● **Listed records**:
## start

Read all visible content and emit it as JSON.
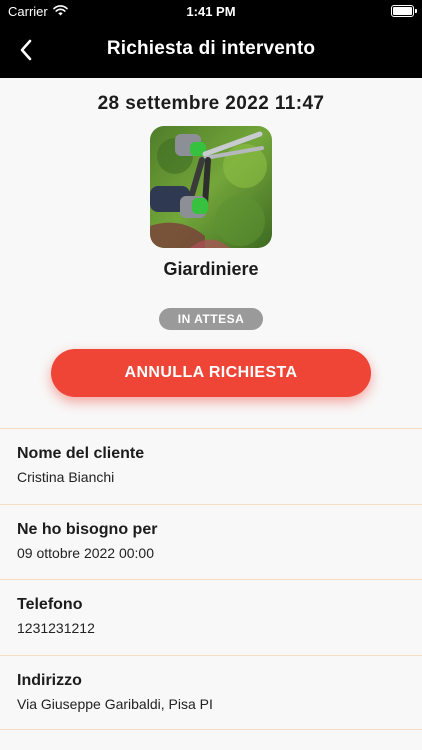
{
  "status_bar": {
    "carrier": "Carrier",
    "time": "1:41 PM"
  },
  "header": {
    "title": "Richiesta di intervento",
    "back_icon": "chevron-left-icon"
  },
  "request": {
    "date": "28 settembre 2022 11:47",
    "category": "Giardiniere",
    "status": "IN ATTESA",
    "cancel_label": "ANNULLA RICHIESTA"
  },
  "details": [
    {
      "label": "Nome del cliente",
      "value": "Cristina Bianchi"
    },
    {
      "label": "Ne ho bisogno per",
      "value": "09 ottobre 2022 00:00"
    },
    {
      "label": "Telefono",
      "value": "1231231212"
    },
    {
      "label": "Indirizzo",
      "value": "Via Giuseppe Garibaldi, Pisa PI"
    }
  ],
  "colors": {
    "header_background": "#000000",
    "accent_red": "#ee4537",
    "status_badge": "#9a9a9a",
    "divider": "#f6dcc5"
  }
}
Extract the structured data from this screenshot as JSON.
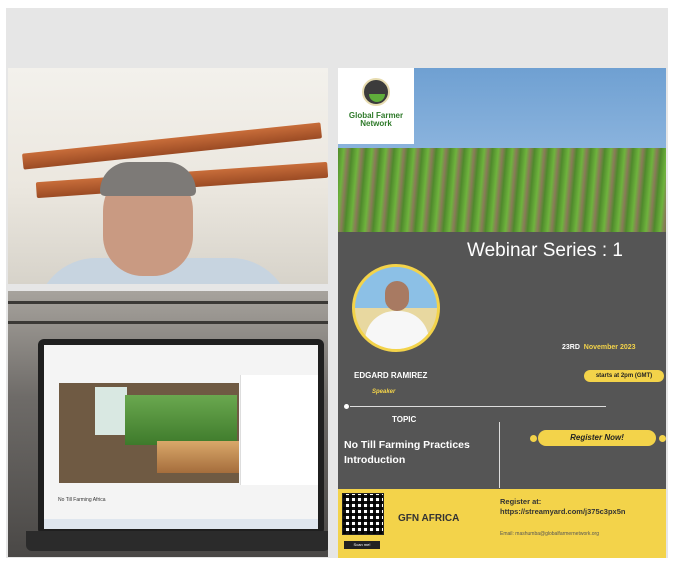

## end

● **Short problem**:
Extract lines where the string "JSON" occurs.

● **Result of this exercise**:
Read all visible content and emit it as JSON.
Extract the structured data from this screenshot as JSON.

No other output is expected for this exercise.